• _Consignas de trabajo_:
[1] Enumera todos los responsables que el texto sobre el narcomenudeo en Necochea señala después de "Hay responsables".
[2] Indica si cada afirmación coincide con el texto sobre el narcomenudeo en Necochea y cita las palabras que lo deciden. (a) La justicia debería funcionar como una puerta giratoria. (b) El asunto va más allá de un expediente judicial. (c) Lo que está en juego es el garantismo y los derechos.
[3] Copia sin cambios un fragmento del texto sobre el narcomenudeo en Necochea: empieza en las palabras que contienen "Aquí no se trata solo" y termina después de "elegir un rumbo.".

• _Texto proporcionado_:
^^^^^^^^^^^^^^^^

La justicia debería ser un límite, no una puerta giratoria. Pero cuando los operadores del narcomenudeo entran por una puerta y salen por otra, las dudas no solo son lógicas, son necesarias.
Porque mientras los vecinos crían a sus hijos lejos del delito, mientras las fuerzas de seguridad se exponen y la fiscalía trabaja, ¿qué pasa? ¿Un sector del Poder Judicial seguiría siendo funcional al negocio de la droga?
¿Queremos una ciudad limpia, segura, que cuide a los suyos? ¿O vamos a seguir tolerando que la droga circule por nuestras calles como si nada?
Aquí no se trata solo de un expediente judicial. Se trata del rumbo que tomamos como sociedad. Si el poder político, la justicia y las fuerzas de seguridad no trabajan juntos —y con decisión—, entonces estamos perdidos.
Hay responsables. Y son todos: la política que no enfrenta de frente al narcotráfico, la justicia que libera con argumentos que suenan a excusas, y una sociedad que no puede seguir siendo indiferente.
Aquí no se trata de garantismo ni de derechos. Se trata de elegir un rumbo.
Y si no hay una señal firme y un freno real a la venta de drogas, no hay futuro para Necochea.

^^^^^^^^^^^^^^^^

• _Datos mostrados_:
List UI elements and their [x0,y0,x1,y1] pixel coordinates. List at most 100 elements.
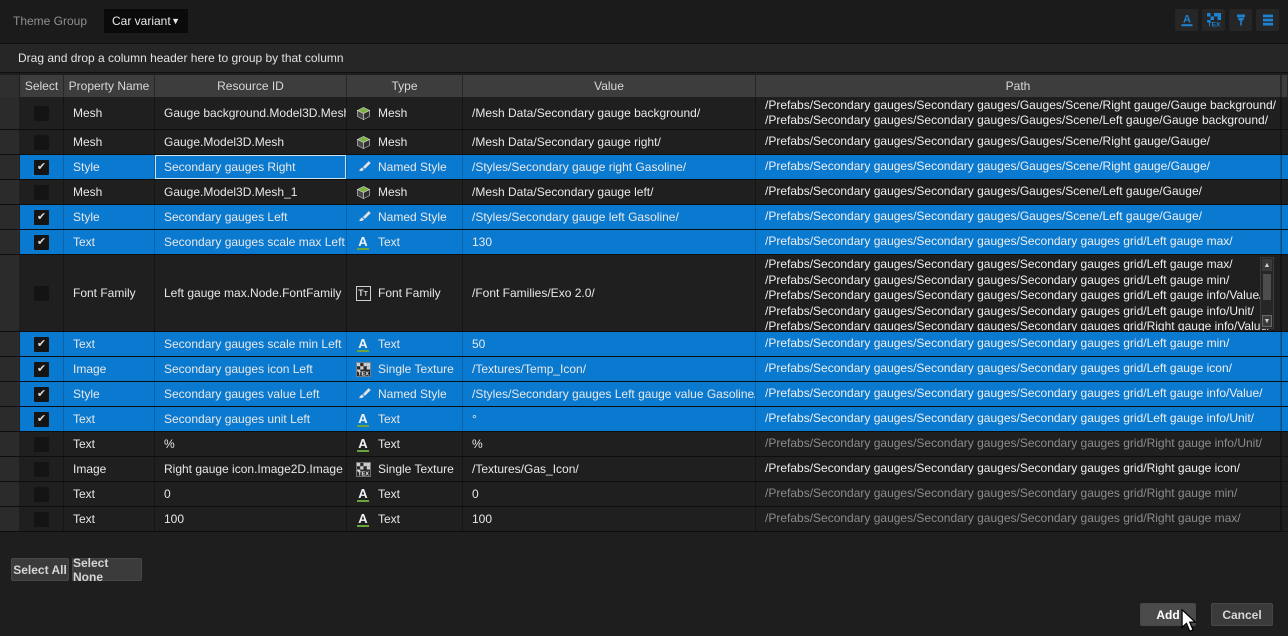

^^^^^^^^^^^^^^^^

• _Respuestas del ejercicio_:
[1]
- la política que no enfrenta de frente al narcotráfico
- la justicia que libera con argumentos que suenan a excusas
- una sociedad que no puede seguir siendo indiferente

[2]
(a) No: "La justicia debería ser un límite, no una puerta giratoria."
(b) Sí: "Aquí no se trata solo de un expediente judicial."
(c) No: "Aquí no se trata de garantismo ni de derechos."

[3]
Aquí no se trata solo de un expediente judicial. Se trata del rumbo que tomamos como sociedad. Si el poder político, la justicia y las fuerzas de seguridad no trabajan juntos —y con decisión—, entonces estamos perdidos.
Hay responsables. Y son todos: la política que no enfrenta de frente al narcotráfico, la justicia que libera con argumentos que suenan a excusas, y una sociedad que no puede seguir siendo indiferente.
Aquí no se trata de garantismo ni de derechos. Se trata de elegir un rumbo.